> _Set problem_: Gather from the material every line that contains the string "znamy".

>>

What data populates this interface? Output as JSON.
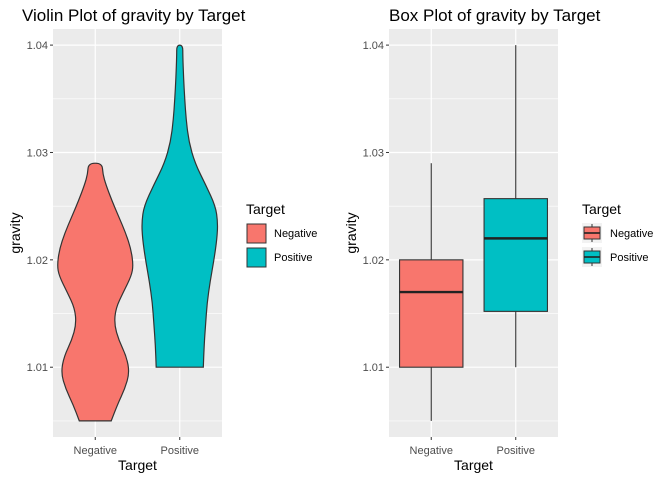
{
  "chart_data": [
    {
      "type": "violin",
      "title": "Violin Plot of gravity by Target",
      "xlabel": "Target",
      "ylabel": "gravity",
      "categories": [
        "Negative",
        "Positive"
      ],
      "ylim": [
        1.0035,
        1.0415
      ],
      "yticks": [
        "1.01",
        "1.02",
        "1.03",
        "1.04"
      ],
      "ytick_values": [
        1.01,
        1.02,
        1.03,
        1.04
      ],
      "grid": true,
      "legend": {
        "title": "Target",
        "position": "right",
        "entries": [
          {
            "label": "Negative",
            "color": "#F8766D"
          },
          {
            "label": "Positive",
            "color": "#00BFC4"
          }
        ]
      },
      "series": [
        {
          "name": "Negative",
          "color": "#F8766D",
          "min": 1.005,
          "max": 1.029,
          "density": [
            [
              1.005,
              0.42
            ],
            [
              1.0065,
              0.58
            ],
            [
              1.008,
              0.78
            ],
            [
              1.0095,
              0.9
            ],
            [
              1.011,
              0.82
            ],
            [
              1.0125,
              0.62
            ],
            [
              1.014,
              0.5
            ],
            [
              1.0155,
              0.54
            ],
            [
              1.017,
              0.74
            ],
            [
              1.0185,
              0.95
            ],
            [
              1.0195,
              1.0
            ],
            [
              1.021,
              0.94
            ],
            [
              1.0225,
              0.8
            ],
            [
              1.024,
              0.62
            ],
            [
              1.0255,
              0.44
            ],
            [
              1.027,
              0.28
            ],
            [
              1.028,
              0.2
            ],
            [
              1.029,
              0.18
            ]
          ]
        },
        {
          "name": "Positive",
          "color": "#00BFC4",
          "min": 1.01,
          "max": 1.04,
          "density": [
            [
              1.01,
              0.62
            ],
            [
              1.012,
              0.64
            ],
            [
              1.014,
              0.68
            ],
            [
              1.016,
              0.72
            ],
            [
              1.018,
              0.8
            ],
            [
              1.02,
              0.9
            ],
            [
              1.022,
              0.98
            ],
            [
              1.0235,
              1.0
            ],
            [
              1.025,
              0.94
            ],
            [
              1.027,
              0.68
            ],
            [
              1.029,
              0.4
            ],
            [
              1.031,
              0.24
            ],
            [
              1.033,
              0.17
            ],
            [
              1.035,
              0.13
            ],
            [
              1.037,
              0.1
            ],
            [
              1.039,
              0.08
            ],
            [
              1.04,
              0.08
            ]
          ]
        }
      ]
    },
    {
      "type": "box",
      "title": "Box Plot of gravity by Target",
      "xlabel": "Target",
      "ylabel": "gravity",
      "categories": [
        "Negative",
        "Positive"
      ],
      "ylim": [
        1.0035,
        1.0415
      ],
      "yticks": [
        "1.01",
        "1.02",
        "1.03",
        "1.04"
      ],
      "ytick_values": [
        1.01,
        1.02,
        1.03,
        1.04
      ],
      "grid": true,
      "legend": {
        "title": "Target",
        "position": "right",
        "entries": [
          {
            "label": "Negative",
            "color": "#F8766D"
          },
          {
            "label": "Positive",
            "color": "#00BFC4"
          }
        ]
      },
      "series": [
        {
          "name": "Negative",
          "color": "#F8766D",
          "min": 1.005,
          "q1": 1.01,
          "median": 1.017,
          "q3": 1.02,
          "max": 1.029
        },
        {
          "name": "Positive",
          "color": "#00BFC4",
          "min": 1.01,
          "q1": 1.0152,
          "median": 1.022,
          "q3": 1.0257,
          "max": 1.04
        }
      ]
    }
  ]
}
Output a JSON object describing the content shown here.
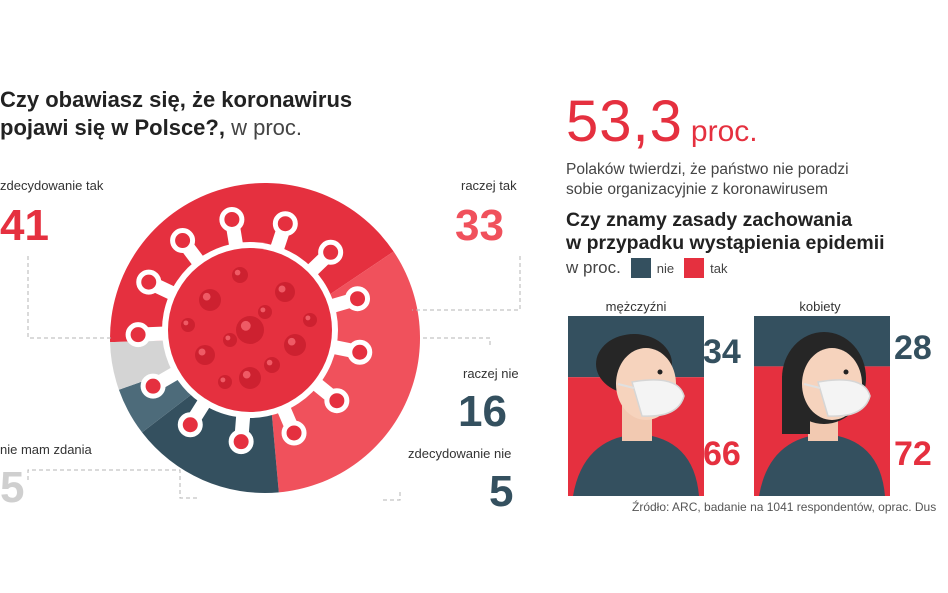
{
  "title": {
    "bold_line1": "Czy obawiasz się, że koronawirus",
    "bold_line2": "pojawi się w Polsce?,",
    "unit": "w proc."
  },
  "chart_data": [
    {
      "type": "pie",
      "title": "Czy obawiasz się, że koronawirus pojawi się w Polsce?, w proc.",
      "labels": [
        "zdecydowanie tak",
        "raczej tak",
        "raczej nie",
        "zdecydowanie nie",
        "nie mam zdania"
      ],
      "values": [
        41,
        33,
        16,
        5,
        5
      ],
      "colors": [
        "#e5303f",
        "#f0515c",
        "#34505f",
        "#4d6b7a",
        "#d4d4d4"
      ]
    },
    {
      "type": "bar",
      "title": "Czy znamy zasady zachowania w przypadku wystąpienia epidemii",
      "unit": "w proc.",
      "stacked": true,
      "categories": [
        "mężczyźni",
        "kobiety"
      ],
      "series": [
        {
          "name": "nie",
          "values": [
            34,
            28
          ],
          "color": "#34505f"
        },
        {
          "name": "tak",
          "values": [
            66,
            72
          ],
          "color": "#e5303f"
        }
      ],
      "ylim": [
        0,
        100
      ]
    }
  ],
  "pie_labels": {
    "zdecydowanie_tak": {
      "label": "zdecydowanie tak",
      "value": "41"
    },
    "raczej_tak": {
      "label": "raczej tak",
      "value": "33"
    },
    "raczej_nie": {
      "label": "raczej nie",
      "value": "16"
    },
    "zdecydowanie_nie": {
      "label": "zdecydowanie nie",
      "value": "5"
    },
    "nie_mam_zdania": {
      "label": "nie mam zdania",
      "value": "5"
    }
  },
  "headline": {
    "value": "53,3",
    "unit": "proc."
  },
  "subtext": {
    "line1": "Polaków twierdzi, że państwo nie poradzi",
    "line2": "sobie organizacyjnie z koronawirusem"
  },
  "question2": {
    "line1": "Czy znamy zasady zachowania",
    "line2": "w przypadku wystąpienia epidemii",
    "unit": "w proc."
  },
  "legend": {
    "nie": "nie",
    "tak": "tak"
  },
  "men": {
    "label": "mężczyźni",
    "nie": "34",
    "tak": "66"
  },
  "women": {
    "label": "kobiety",
    "nie": "28",
    "tak": "72"
  },
  "source": "Źródło: ARC, badanie na 1041 respondentów, oprac. Dus",
  "colors": {
    "red": "#e5303f",
    "dark": "#34505f",
    "grey": "#d4d4d4"
  }
}
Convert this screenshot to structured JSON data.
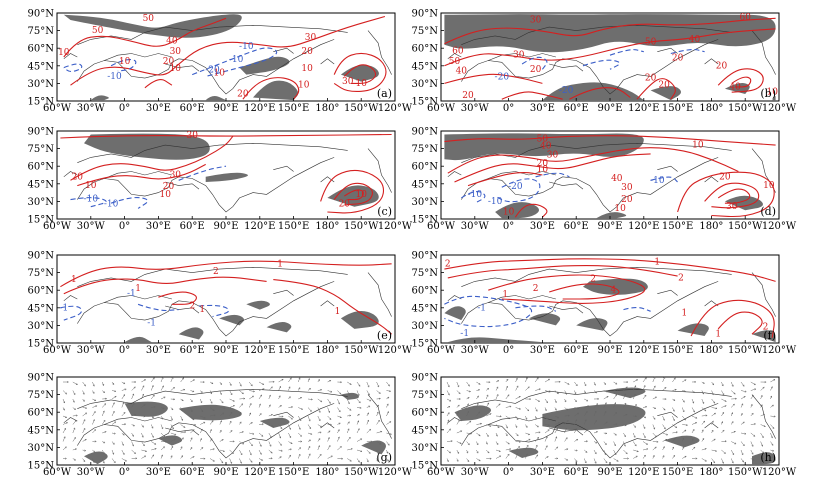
{
  "figure": {
    "lon_labels": [
      "60°W",
      "30°W",
      "0°",
      "30°E",
      "60°E",
      "90°E",
      "120°E",
      "150°E",
      "180°",
      "150°W",
      "120°W"
    ],
    "lat_labels": [
      "90°N",
      "75°N",
      "60°N",
      "45°N",
      "30°N",
      "15°N"
    ],
    "colors": {
      "positive_contour": "#d42020",
      "negative_contour": "#3c5fc8",
      "significance_shading": "#6e6e6e",
      "coastline": "#333333",
      "vector": "#666666"
    },
    "panels": [
      {
        "label": "(a)",
        "contour_labels": [
          {
            "text": "50",
            "sign": "pos"
          },
          {
            "text": "50",
            "sign": "pos"
          },
          {
            "text": "30",
            "sign": "pos"
          },
          {
            "text": "20",
            "sign": "pos"
          },
          {
            "text": "10",
            "sign": "pos"
          },
          {
            "text": "10",
            "sign": "pos"
          },
          {
            "text": "40",
            "sign": "pos"
          },
          {
            "text": "30",
            "sign": "pos"
          },
          {
            "text": "20",
            "sign": "pos"
          },
          {
            "text": "10",
            "sign": "pos"
          },
          {
            "text": "10",
            "sign": "pos"
          },
          {
            "text": "-10",
            "sign": "neg"
          },
          {
            "text": "-10",
            "sign": "neg"
          },
          {
            "text": "-20",
            "sign": "neg"
          },
          {
            "text": "-10",
            "sign": "neg"
          },
          {
            "text": "10",
            "sign": "pos"
          },
          {
            "text": "20",
            "sign": "pos"
          },
          {
            "text": "10",
            "sign": "pos"
          },
          {
            "text": "30",
            "sign": "pos"
          },
          {
            "text": "10",
            "sign": "pos"
          }
        ]
      },
      {
        "label": "(b)",
        "contour_labels": [
          {
            "text": "30",
            "sign": "pos"
          },
          {
            "text": "60",
            "sign": "pos"
          },
          {
            "text": "50",
            "sign": "pos"
          },
          {
            "text": "40",
            "sign": "pos"
          },
          {
            "text": "20",
            "sign": "pos"
          },
          {
            "text": "60",
            "sign": "pos"
          },
          {
            "text": "50",
            "sign": "pos"
          },
          {
            "text": "40",
            "sign": "pos"
          },
          {
            "text": "30",
            "sign": "pos"
          },
          {
            "text": "20",
            "sign": "pos"
          },
          {
            "text": "-20",
            "sign": "neg"
          },
          {
            "text": "20",
            "sign": "pos"
          },
          {
            "text": "-20",
            "sign": "neg"
          },
          {
            "text": "20",
            "sign": "pos"
          },
          {
            "text": "20",
            "sign": "pos"
          },
          {
            "text": "20",
            "sign": "pos"
          },
          {
            "text": "40",
            "sign": "pos"
          },
          {
            "text": "10",
            "sign": "pos"
          }
        ]
      },
      {
        "label": "(c)",
        "contour_labels": [
          {
            "text": "30",
            "sign": "pos"
          },
          {
            "text": "20",
            "sign": "pos"
          },
          {
            "text": "10",
            "sign": "pos"
          },
          {
            "text": "30",
            "sign": "pos"
          },
          {
            "text": "20",
            "sign": "pos"
          },
          {
            "text": "10",
            "sign": "pos"
          },
          {
            "text": "-10",
            "sign": "neg"
          },
          {
            "text": "-10",
            "sign": "neg"
          },
          {
            "text": "20",
            "sign": "pos"
          },
          {
            "text": "10",
            "sign": "pos"
          }
        ]
      },
      {
        "label": "(d)",
        "contour_labels": [
          {
            "text": "10",
            "sign": "pos"
          },
          {
            "text": "50",
            "sign": "pos"
          },
          {
            "text": "40",
            "sign": "pos"
          },
          {
            "text": "30",
            "sign": "pos"
          },
          {
            "text": "20",
            "sign": "pos"
          },
          {
            "text": "10",
            "sign": "pos"
          },
          {
            "text": "40",
            "sign": "pos"
          },
          {
            "text": "30",
            "sign": "pos"
          },
          {
            "text": "20",
            "sign": "pos"
          },
          {
            "text": "10",
            "sign": "pos"
          },
          {
            "text": "-10",
            "sign": "neg"
          },
          {
            "text": "-20",
            "sign": "neg"
          },
          {
            "text": "-10",
            "sign": "neg"
          },
          {
            "text": "-10",
            "sign": "neg"
          },
          {
            "text": "10",
            "sign": "pos"
          },
          {
            "text": "20",
            "sign": "pos"
          },
          {
            "text": "30",
            "sign": "pos"
          },
          {
            "text": "10",
            "sign": "pos"
          }
        ]
      },
      {
        "label": "(e)",
        "contour_labels": [
          {
            "text": "1",
            "sign": "pos"
          },
          {
            "text": "1",
            "sign": "pos"
          },
          {
            "text": "2",
            "sign": "pos"
          },
          {
            "text": "1",
            "sign": "pos"
          },
          {
            "text": "-1",
            "sign": "neg"
          },
          {
            "text": "2",
            "sign": "pos"
          },
          {
            "text": "-1",
            "sign": "neg"
          },
          {
            "text": "-1",
            "sign": "neg"
          },
          {
            "text": "1",
            "sign": "pos"
          },
          {
            "text": "1",
            "sign": "pos"
          }
        ]
      },
      {
        "label": "(f)",
        "contour_labels": [
          {
            "text": "1",
            "sign": "pos"
          },
          {
            "text": "2",
            "sign": "pos"
          },
          {
            "text": "2",
            "sign": "pos"
          },
          {
            "text": "4",
            "sign": "pos"
          },
          {
            "text": "2",
            "sign": "pos"
          },
          {
            "text": "1",
            "sign": "pos"
          },
          {
            "text": "2",
            "sign": "pos"
          },
          {
            "text": "-1",
            "sign": "neg"
          },
          {
            "text": "-1",
            "sign": "neg"
          },
          {
            "text": "1",
            "sign": "pos"
          },
          {
            "text": "2",
            "sign": "pos"
          },
          {
            "text": "1",
            "sign": "pos"
          }
        ]
      },
      {
        "label": "(g)",
        "contour_labels": []
      },
      {
        "label": "(h)",
        "contour_labels": []
      }
    ]
  }
}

<<

> _Correct response_:
      "title": "Czy znamy zasady zachowania w przypadku wystąpienia epidemii",
    "line1": "Czy znamy zasady zachowania",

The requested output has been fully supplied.